### Provided data
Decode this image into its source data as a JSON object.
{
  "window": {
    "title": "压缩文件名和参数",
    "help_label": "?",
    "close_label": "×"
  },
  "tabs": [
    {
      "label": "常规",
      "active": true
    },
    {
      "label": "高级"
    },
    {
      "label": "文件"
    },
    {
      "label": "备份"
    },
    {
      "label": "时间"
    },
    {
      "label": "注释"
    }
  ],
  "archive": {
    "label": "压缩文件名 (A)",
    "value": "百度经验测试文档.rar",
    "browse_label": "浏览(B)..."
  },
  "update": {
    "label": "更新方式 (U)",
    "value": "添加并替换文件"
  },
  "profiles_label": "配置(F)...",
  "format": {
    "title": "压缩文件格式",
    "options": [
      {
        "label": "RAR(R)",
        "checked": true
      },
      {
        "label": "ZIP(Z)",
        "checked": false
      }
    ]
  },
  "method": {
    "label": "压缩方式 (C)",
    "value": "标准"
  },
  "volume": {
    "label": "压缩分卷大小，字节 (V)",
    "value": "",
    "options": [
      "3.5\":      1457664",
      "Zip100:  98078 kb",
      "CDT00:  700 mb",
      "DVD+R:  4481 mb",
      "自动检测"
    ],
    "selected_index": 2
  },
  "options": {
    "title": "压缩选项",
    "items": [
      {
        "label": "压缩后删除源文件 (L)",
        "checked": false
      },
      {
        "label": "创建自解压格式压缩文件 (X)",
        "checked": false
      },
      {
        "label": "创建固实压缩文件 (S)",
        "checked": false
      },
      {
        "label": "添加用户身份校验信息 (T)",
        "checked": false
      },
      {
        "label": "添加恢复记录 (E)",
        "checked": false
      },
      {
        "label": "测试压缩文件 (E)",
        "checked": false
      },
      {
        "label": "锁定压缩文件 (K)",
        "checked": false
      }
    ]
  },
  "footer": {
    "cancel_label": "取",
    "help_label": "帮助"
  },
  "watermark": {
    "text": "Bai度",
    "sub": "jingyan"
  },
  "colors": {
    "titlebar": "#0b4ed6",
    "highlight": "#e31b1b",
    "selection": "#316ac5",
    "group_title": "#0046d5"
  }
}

--

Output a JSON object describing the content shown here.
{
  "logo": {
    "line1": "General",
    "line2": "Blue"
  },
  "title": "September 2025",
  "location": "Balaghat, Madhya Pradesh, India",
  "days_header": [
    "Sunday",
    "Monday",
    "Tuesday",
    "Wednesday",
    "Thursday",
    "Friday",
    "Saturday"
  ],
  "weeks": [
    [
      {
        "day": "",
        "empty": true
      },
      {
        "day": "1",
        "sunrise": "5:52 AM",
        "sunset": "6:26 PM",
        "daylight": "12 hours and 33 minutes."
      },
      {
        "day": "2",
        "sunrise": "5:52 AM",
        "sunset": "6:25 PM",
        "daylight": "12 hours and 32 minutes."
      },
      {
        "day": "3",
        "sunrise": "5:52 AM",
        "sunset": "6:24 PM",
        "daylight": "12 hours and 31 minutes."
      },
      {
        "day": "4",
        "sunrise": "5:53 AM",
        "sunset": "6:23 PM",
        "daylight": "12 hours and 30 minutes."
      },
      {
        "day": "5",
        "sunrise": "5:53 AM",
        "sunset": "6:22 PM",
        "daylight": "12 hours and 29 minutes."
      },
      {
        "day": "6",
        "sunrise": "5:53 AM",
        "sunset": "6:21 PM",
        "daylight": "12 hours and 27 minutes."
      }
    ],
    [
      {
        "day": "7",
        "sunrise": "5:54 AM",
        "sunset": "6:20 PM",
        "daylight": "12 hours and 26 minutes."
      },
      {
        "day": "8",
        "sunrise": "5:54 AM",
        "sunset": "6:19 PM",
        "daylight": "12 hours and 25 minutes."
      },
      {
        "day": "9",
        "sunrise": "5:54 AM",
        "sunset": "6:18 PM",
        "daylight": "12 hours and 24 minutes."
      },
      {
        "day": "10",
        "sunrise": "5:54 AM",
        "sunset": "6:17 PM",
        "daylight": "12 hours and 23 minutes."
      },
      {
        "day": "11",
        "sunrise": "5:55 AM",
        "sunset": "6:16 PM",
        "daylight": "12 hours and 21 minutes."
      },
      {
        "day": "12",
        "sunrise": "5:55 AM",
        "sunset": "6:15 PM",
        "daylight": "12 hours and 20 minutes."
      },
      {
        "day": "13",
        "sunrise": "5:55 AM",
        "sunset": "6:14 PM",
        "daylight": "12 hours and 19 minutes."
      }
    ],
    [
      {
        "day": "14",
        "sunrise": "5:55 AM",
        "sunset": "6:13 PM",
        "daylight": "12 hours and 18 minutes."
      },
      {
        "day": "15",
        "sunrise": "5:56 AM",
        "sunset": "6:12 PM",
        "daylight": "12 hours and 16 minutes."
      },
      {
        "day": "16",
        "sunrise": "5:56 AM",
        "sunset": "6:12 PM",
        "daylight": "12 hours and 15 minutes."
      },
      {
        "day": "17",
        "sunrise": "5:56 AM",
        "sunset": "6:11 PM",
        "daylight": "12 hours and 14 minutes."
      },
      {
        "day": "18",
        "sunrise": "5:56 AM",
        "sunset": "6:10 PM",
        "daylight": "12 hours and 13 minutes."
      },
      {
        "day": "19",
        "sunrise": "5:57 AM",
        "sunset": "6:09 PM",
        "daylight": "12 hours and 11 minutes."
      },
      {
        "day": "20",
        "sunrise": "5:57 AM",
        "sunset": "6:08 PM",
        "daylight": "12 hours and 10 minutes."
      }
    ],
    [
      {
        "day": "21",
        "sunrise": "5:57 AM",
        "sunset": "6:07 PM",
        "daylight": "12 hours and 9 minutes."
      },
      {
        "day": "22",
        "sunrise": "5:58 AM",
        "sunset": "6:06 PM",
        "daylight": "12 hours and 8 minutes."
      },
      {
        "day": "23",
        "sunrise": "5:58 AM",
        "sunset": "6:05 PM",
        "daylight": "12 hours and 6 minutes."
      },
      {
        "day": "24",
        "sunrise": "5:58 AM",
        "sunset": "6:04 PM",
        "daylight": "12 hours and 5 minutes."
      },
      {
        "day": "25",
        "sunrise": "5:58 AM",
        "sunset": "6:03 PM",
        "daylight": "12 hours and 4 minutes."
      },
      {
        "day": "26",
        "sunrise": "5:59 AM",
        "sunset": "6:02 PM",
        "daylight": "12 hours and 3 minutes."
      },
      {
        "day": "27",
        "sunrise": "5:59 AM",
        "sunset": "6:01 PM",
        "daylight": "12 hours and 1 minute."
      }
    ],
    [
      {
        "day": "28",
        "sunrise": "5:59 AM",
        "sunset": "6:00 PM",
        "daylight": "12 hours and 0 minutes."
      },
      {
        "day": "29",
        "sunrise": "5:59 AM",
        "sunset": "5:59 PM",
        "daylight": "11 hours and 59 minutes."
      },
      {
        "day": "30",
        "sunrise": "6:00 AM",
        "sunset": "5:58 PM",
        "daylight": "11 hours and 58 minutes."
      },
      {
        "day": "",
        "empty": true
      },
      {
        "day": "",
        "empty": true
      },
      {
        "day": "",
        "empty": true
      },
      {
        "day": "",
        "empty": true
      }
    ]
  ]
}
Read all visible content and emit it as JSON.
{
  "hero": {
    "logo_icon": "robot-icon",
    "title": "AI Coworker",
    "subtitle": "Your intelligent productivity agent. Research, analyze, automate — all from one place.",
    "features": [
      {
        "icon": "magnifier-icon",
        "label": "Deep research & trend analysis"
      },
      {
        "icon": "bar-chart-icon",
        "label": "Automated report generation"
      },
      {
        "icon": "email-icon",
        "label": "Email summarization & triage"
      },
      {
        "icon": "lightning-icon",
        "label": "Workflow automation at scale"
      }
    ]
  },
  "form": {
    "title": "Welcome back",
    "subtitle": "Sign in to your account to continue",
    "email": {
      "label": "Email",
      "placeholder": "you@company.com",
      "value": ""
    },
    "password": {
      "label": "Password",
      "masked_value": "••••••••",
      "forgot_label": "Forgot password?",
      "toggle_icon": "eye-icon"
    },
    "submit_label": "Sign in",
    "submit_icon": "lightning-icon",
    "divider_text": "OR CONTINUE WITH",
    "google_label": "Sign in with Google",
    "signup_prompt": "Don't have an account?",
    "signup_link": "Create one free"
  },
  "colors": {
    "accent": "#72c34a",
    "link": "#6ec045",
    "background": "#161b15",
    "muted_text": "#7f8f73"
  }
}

### Stated exercise
Respond with nothing but the number of lines in the entries that contain the string "JSON".

### Written solution
3